--- start GIVEN ENTRIES ---

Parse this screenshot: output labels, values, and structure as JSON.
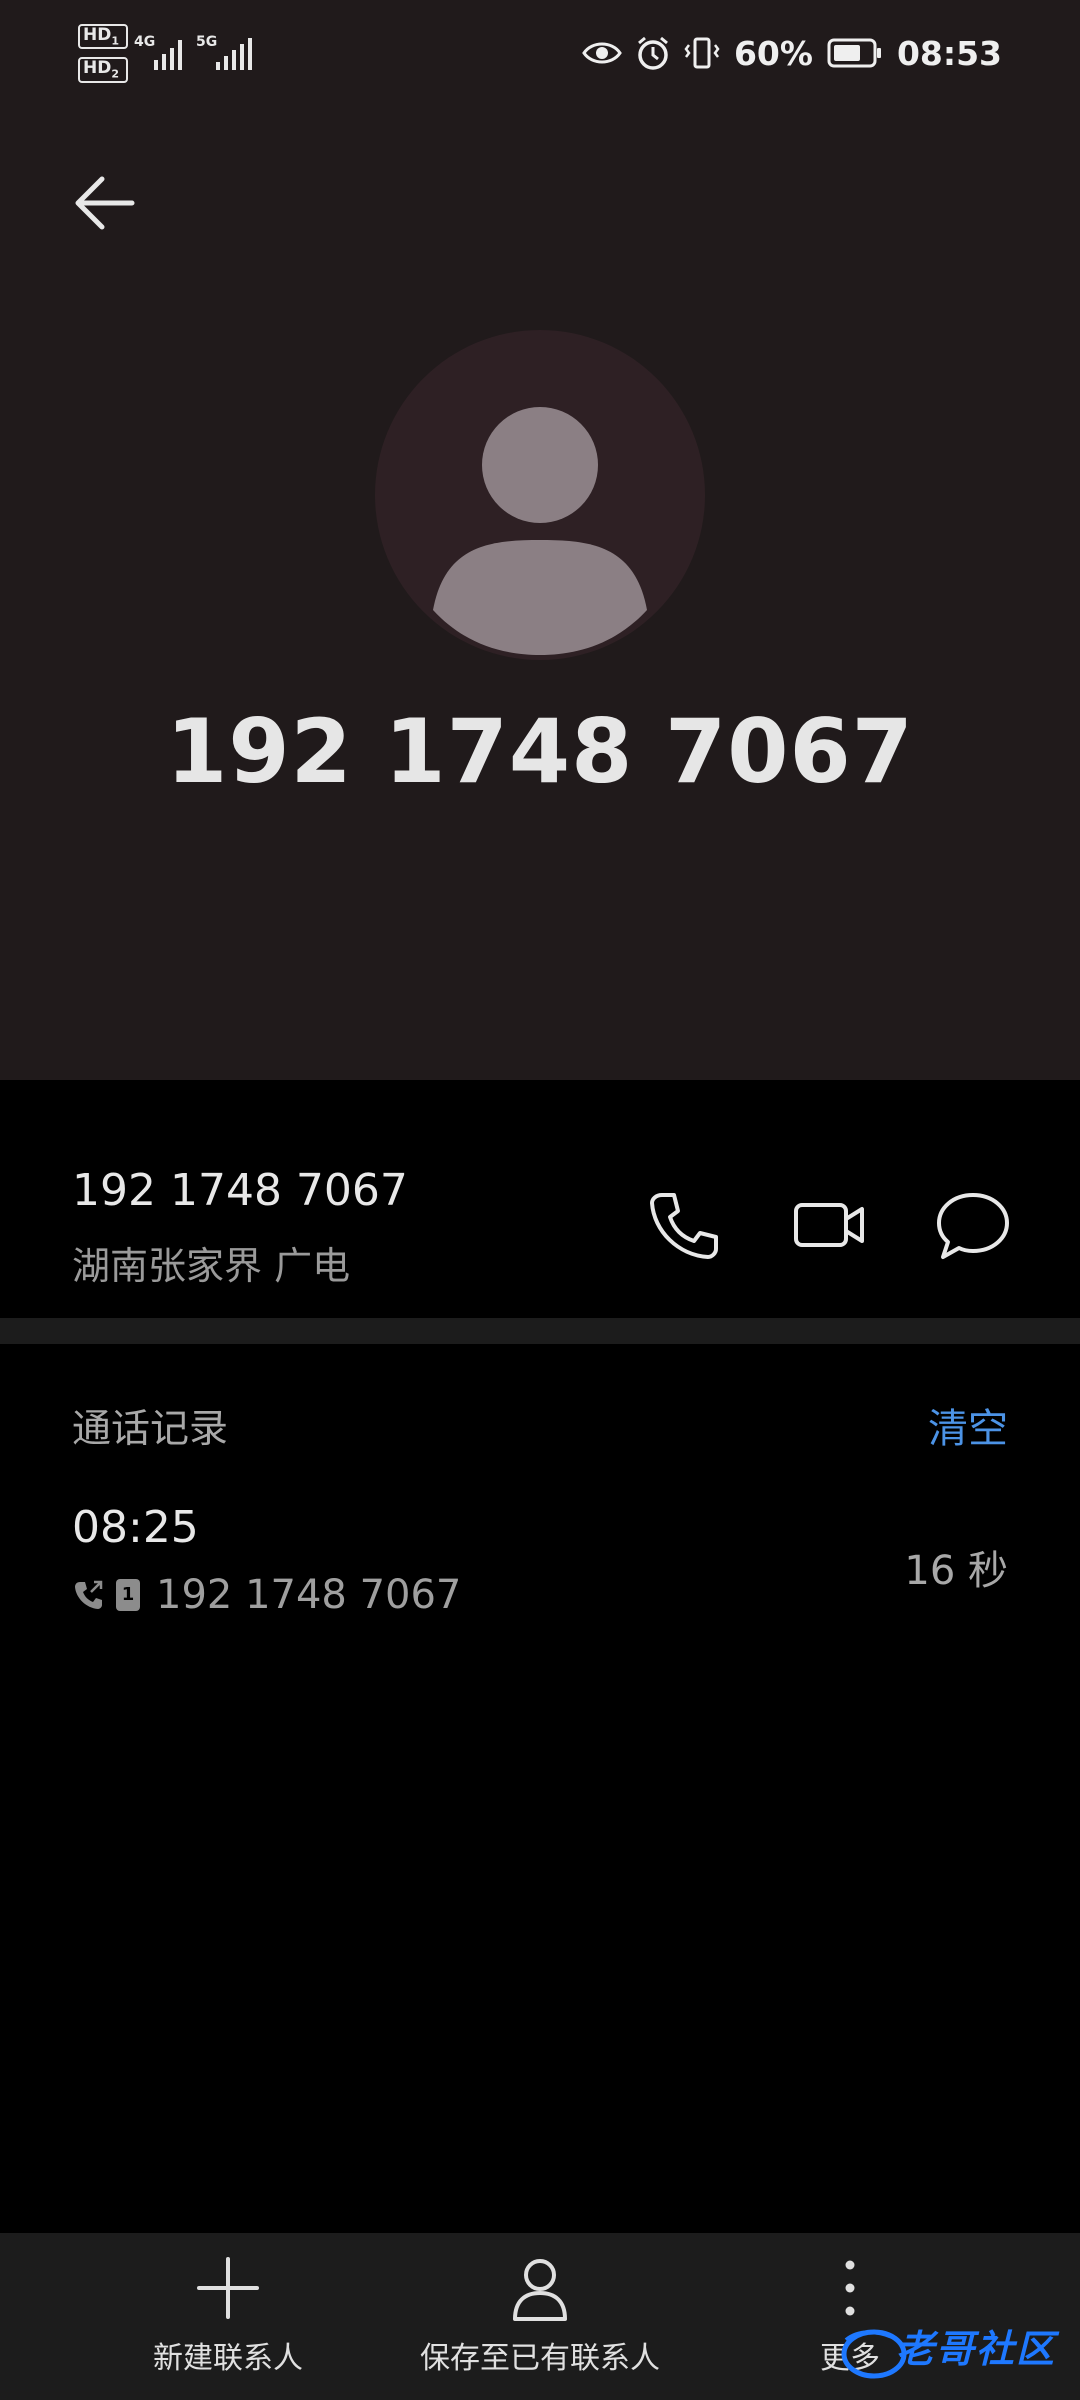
{
  "status_bar": {
    "hd1": "HD",
    "hd1_sub": "1",
    "hd2": "HD",
    "hd2_sub": "2",
    "net1": "4G",
    "net2": "5G",
    "battery": "60%",
    "time": "08:53",
    "icons": [
      "eye-icon",
      "alarm-icon",
      "vibrate-icon",
      "battery-icon"
    ]
  },
  "header": {
    "back_icon": "back-arrow-icon",
    "avatar_icon": "person-icon",
    "number": "192 1748 7067"
  },
  "contact_info": {
    "number": "192 1748 7067",
    "location": "湖南张家界 广电",
    "actions": [
      "phone-icon",
      "video-call-icon",
      "message-icon"
    ]
  },
  "call_log": {
    "title": "通话记录",
    "clear_label": "清空",
    "entries": [
      {
        "time": "08:25",
        "sim": "1",
        "number": "192 1748 7067",
        "duration": "16 秒",
        "type_icon": "outgoing-call-icon"
      }
    ]
  },
  "bottom_bar": {
    "items": [
      {
        "label": "新建联系人",
        "icon": "plus-icon"
      },
      {
        "label": "保存至已有联系人",
        "icon": "person-outline-icon"
      },
      {
        "label": "更多",
        "icon": "more-vert-icon"
      }
    ]
  },
  "watermark": {
    "text": "老哥社区"
  },
  "colors": {
    "hero_bg": "#201a1b",
    "accent": "#4c93e6",
    "page_bg": "#000000",
    "bottom_bg": "#1c1c1c"
  }
}
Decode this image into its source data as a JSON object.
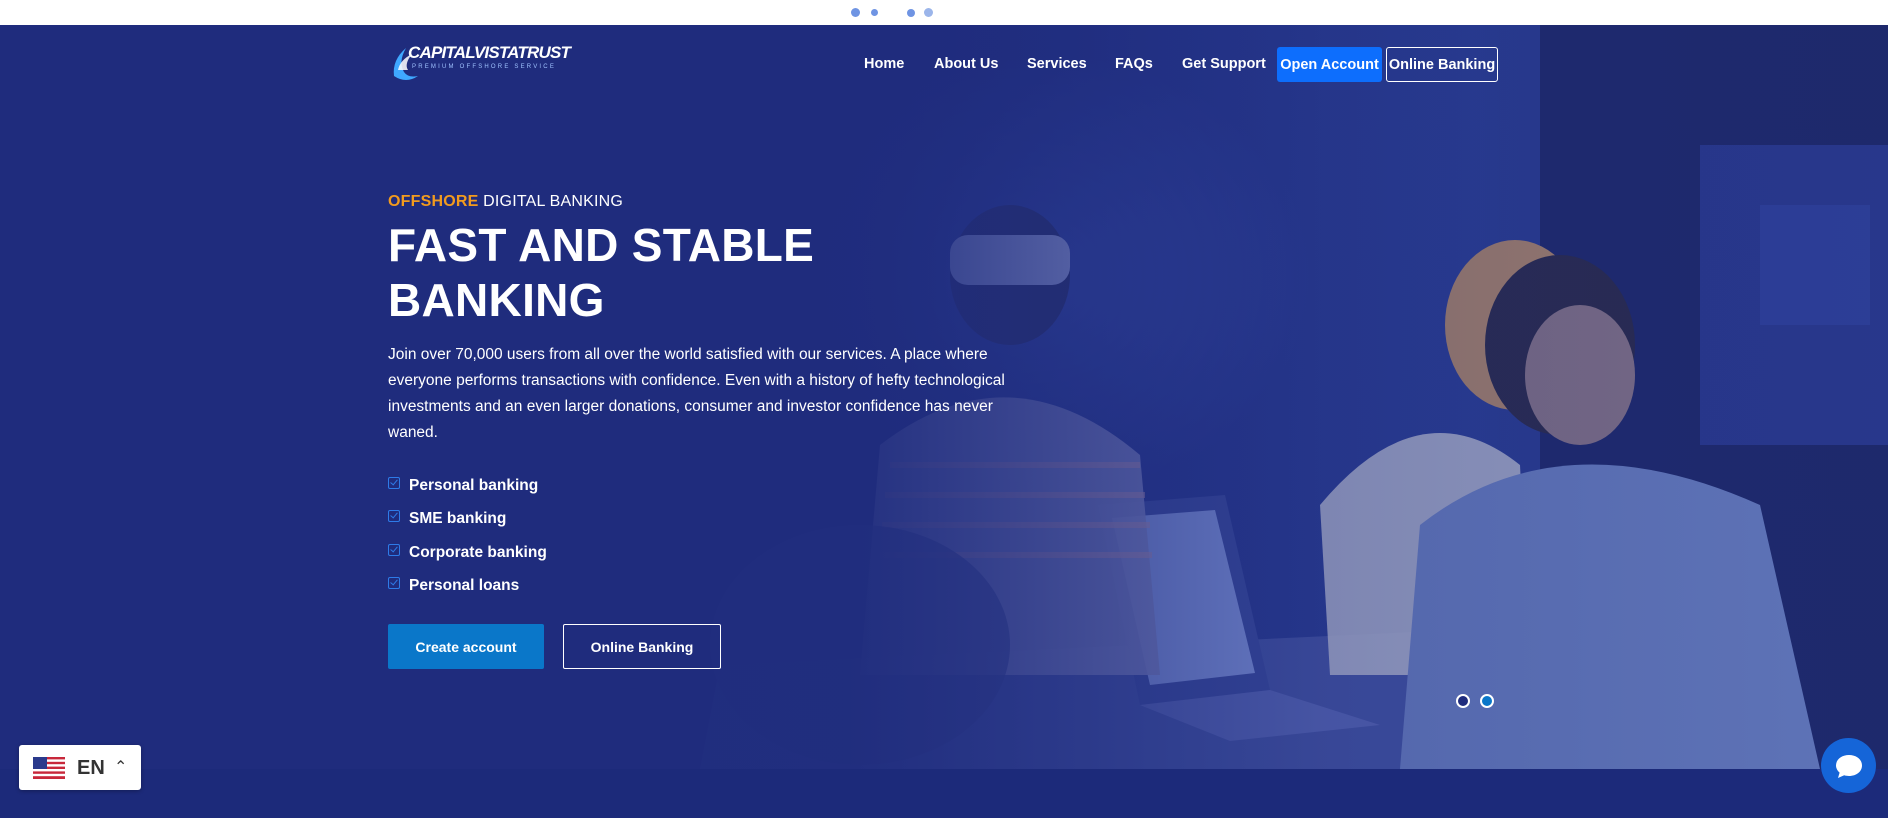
{
  "brand": {
    "name": "CAPITALVISTATRUST",
    "tagline": "PREMIUM OFFSHORE SERVICE"
  },
  "nav": {
    "items": [
      {
        "label": "Home"
      },
      {
        "label": "About Us"
      },
      {
        "label": "Services"
      },
      {
        "label": "FAQs"
      },
      {
        "label": "Get Support"
      }
    ],
    "open_account": "Open Account",
    "online_banking": "Online Banking"
  },
  "hero": {
    "eyebrow_accent": "OFFSHORE",
    "eyebrow_rest": " DIGITAL BANKING",
    "headline": "FAST AND STABLE BANKING",
    "lead": "Join over 70,000 users from all over the world satisfied with our services. A place where everyone performs transactions with confidence. Even with a history of hefty technological investments and an even larger donations, consumer and investor confidence has never waned.",
    "features": [
      "Personal banking",
      "SME banking",
      "Corporate banking",
      "Personal loans"
    ],
    "cta_primary": "Create account",
    "cta_secondary": "Online Banking",
    "slider": {
      "count": 2,
      "active": 2
    }
  },
  "language": {
    "code": "EN",
    "flag_icon": "us-flag-icon",
    "caret_icon": "chevron-up-icon"
  },
  "chat": {
    "icon": "chat-bubble-icon"
  },
  "colors": {
    "hero_bg": "#1f2c7d",
    "accent_orange": "#f29b1e",
    "primary_blue": "#0d6efd",
    "cta_blue": "#0a77c9",
    "chat_blue": "#1565d8"
  }
}
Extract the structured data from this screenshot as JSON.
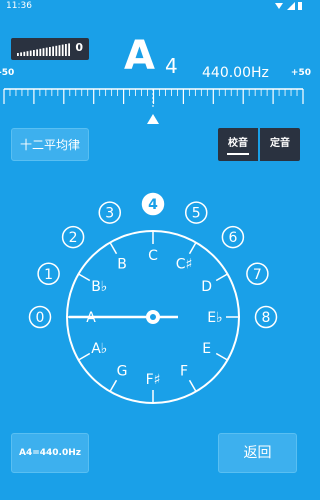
{
  "statusbar": {
    "time": "11:36"
  },
  "level": {
    "value": "0",
    "fill": 0
  },
  "note": {
    "letter": "A",
    "octave": "4",
    "frequency": "440.00Hz"
  },
  "scale": {
    "left_label": "-50",
    "right_label": "+50",
    "cents": 0
  },
  "temperament": {
    "label": "十二平均律"
  },
  "modes": {
    "tune_label": "校音",
    "pitch_label": "定音",
    "selected": "tune"
  },
  "dial": {
    "selected_octave": "4",
    "octaves": [
      "0",
      "1",
      "2",
      "3",
      "4",
      "5",
      "6",
      "7",
      "8"
    ],
    "notes": [
      "C",
      "C♯",
      "D",
      "E♭",
      "E",
      "F",
      "F♯",
      "G",
      "A♭",
      "A",
      "B♭",
      "B"
    ],
    "needle_note": "A"
  },
  "reference": {
    "label": "A4=440.0Hz"
  },
  "back": {
    "label": "返回"
  },
  "colors": {
    "background": "#1aa0e8",
    "dark": "#2a3240",
    "button": "#3db0ee",
    "text": "#ffffff"
  }
}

--- end GIVEN ENTRIES ---

### DIRECTIONS FOR THIS TASK
Copy every line of the data that holds the string "number".

### OUTPUT FOR THIS TASK
    "number": "192 1748 7067"
    "number": "192 1748 7067",
        "number": "192 1748 7067",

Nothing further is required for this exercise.